Problem to solve: Copy out lines with the word "stress" from the material that follows.

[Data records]
====
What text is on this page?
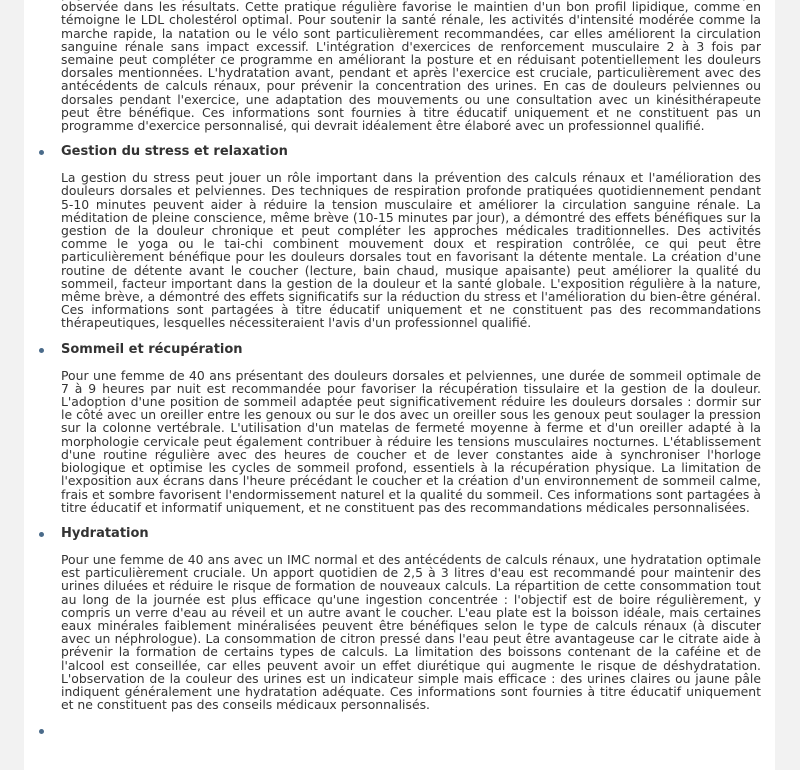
observée dans les résultats. Cette pratique régulière favorise le maintien d'un bon profil lipidique, comme en témoigne le LDL cholestérol optimal. Pour soutenir la santé rénale, les activités d'intensité modérée comme la marche rapide, la natation ou le vélo sont particulièrement recommandées, car elles améliorent la circulation sanguine rénale sans impact excessif. L'intégration d'exercices de renforcement musculaire 2 à 3 fois par semaine peut compléter ce programme en améliorant la posture et en réduisant potentiellement les douleurs dorsales mentionnées. L'hydratation avant, pendant et après l'exercice est cruciale, particulièrement avec des antécédents de calculs rénaux, pour prévenir la concentration des urines. En cas de douleurs pelviennes ou dorsales pendant l'exercice, une adaptation des mouvements ou une consultation avec un kinésithérapeute peut être bénéfique. Ces informations sont fournies à titre éducatif uniquement et ne constituent pas un programme d'exercice personnalisé, qui devrait idéalement être élaboré avec un professionnel qualifié.

Gestion du stress et relaxation

La gestion du stress peut jouer un rôle important dans la prévention des calculs rénaux et l'amélioration des douleurs dorsales et pelviennes. Des techniques de respiration profonde pratiquées quotidiennement pendant 5-10 minutes peuvent aider à réduire la tension musculaire et améliorer la circulation sanguine rénale. La méditation de pleine conscience, même brève (10-15 minutes par jour), a démontré des effets bénéfiques sur la gestion de la douleur chronique et peut compléter les approches médicales traditionnelles. Des activités comme le yoga ou le tai-chi combinent mouvement doux et respiration contrôlée, ce qui peut être particulièrement bénéfique pour les douleurs dorsales tout en favorisant la détente mentale. La création d'une routine de détente avant le coucher (lecture, bain chaud, musique apaisante) peut améliorer la qualité du sommeil, facteur important dans la gestion de la douleur et la santé globale. L'exposition régulière à la nature, même brève, a démontré des effets significatifs sur la réduction du stress et l'amélioration du bien-être général. Ces informations sont partagées à titre éducatif uniquement et ne constituent pas des recommandations thérapeutiques, lesquelles nécessiteraient l'avis d'un professionnel qualifié.

Sommeil et récupération

Pour une femme de 40 ans présentant des douleurs dorsales et pelviennes, une durée de sommeil optimale de 7 à 9 heures par nuit est recommandée pour favoriser la récupération tissulaire et la gestion de la douleur. L'adoption d'une position de sommeil adaptée peut significativement réduire les douleurs dorsales : dormir sur le côté avec un oreiller entre les genoux ou sur le dos avec un oreiller sous les genoux peut soulager la pression sur la colonne vertébrale. L'utilisation d'un matelas de fermeté moyenne à ferme et d'un oreiller adapté à la morphologie cervicale peut également contribuer à réduire les tensions musculaires nocturnes. L'établissement d'une routine régulière avec des heures de coucher et de lever constantes aide à synchroniser l'horloge biologique et optimise les cycles de sommeil profond, essentiels à la récupération physique. La limitation de l'exposition aux écrans dans l'heure précédant le coucher et la création d'un environnement de sommeil calme, frais et sombre favorisent l'endormissement naturel et la qualité du sommeil. Ces informations sont partagées à titre éducatif et informatif uniquement, et ne constituent pas des recommandations médicales personnalisées.

Hydratation

Pour une femme de 40 ans avec un IMC normal et des antécédents de calculs rénaux, une hydratation optimale est particulièrement cruciale. Un apport quotidien de 2,5 à 3 litres d'eau est recommandé pour maintenir des urines diluées et réduire le risque de formation de nouveaux calculs. La répartition de cette consommation tout au long de la journée est plus efficace qu'une ingestion concentrée : l'objectif est de boire régulièrement, y compris un verre d'eau au réveil et un autre avant le coucher. L'eau plate est la boisson idéale, mais certaines eaux minérales faiblement minéralisées peuvent être bénéfiques selon le type de calculs rénaux (à discuter avec un néphrologue). La consommation de citron pressé dans l'eau peut être avantageuse car le citrate aide à prévenir la formation de certains types de calculs. La limitation des boissons contenant de la caféine et de l'alcool est conseillée, car elles peuvent avoir un effet diurétique qui augmente le risque de déshydratation. L'observation de la couleur des urines est un indicateur simple mais efficace : des urines claires ou jaune pâle indiquent généralement une hydratation adéquate. Ces informations sont fournies à titre éducatif uniquement et ne constituent pas des conseils médicaux personnalisés.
====
Answer for this exercise:
Gestion du stress et relaxation
La gestion du stress peut jouer un rôle important dans la prévention des calculs rénaux et l'amélioration des douleurs dorsales et pelviennes. Des techniques de respiration profonde pratiquées quotidiennement pendant 5-10 minutes peuvent aider à réduire la tension musculaire et améliorer la circulation sanguine rénale. La méditation de pleine conscience, même brève (10-15 minutes par jour), a démontré des effets bénéfiques sur la gestion de la douleur chronique et peut compléter les approches médicales traditionnelles. Des activités comme le yoga ou le tai-chi combinent mouvement doux et respiration contrôlée, ce qui peut être particulièrement bénéfique pour les douleurs dorsales tout en favorisant la détente mentale. La création d'une routine de détente avant le coucher (lecture, bain chaud, musique apaisante) peut améliorer la qualité du sommeil, facteur important dans la gestion de la douleur et la santé globale. L'exposition régulière à la nature, même brève, a démontré des effets significatifs sur la réduction du stress et l'amélioration du bien-être général. Ces informations sont partagées à titre éducatif uniquement et ne constituent pas des recommandations thérapeutiques, lesquelles nécessiteraient l'avis d'un professionnel qualifié.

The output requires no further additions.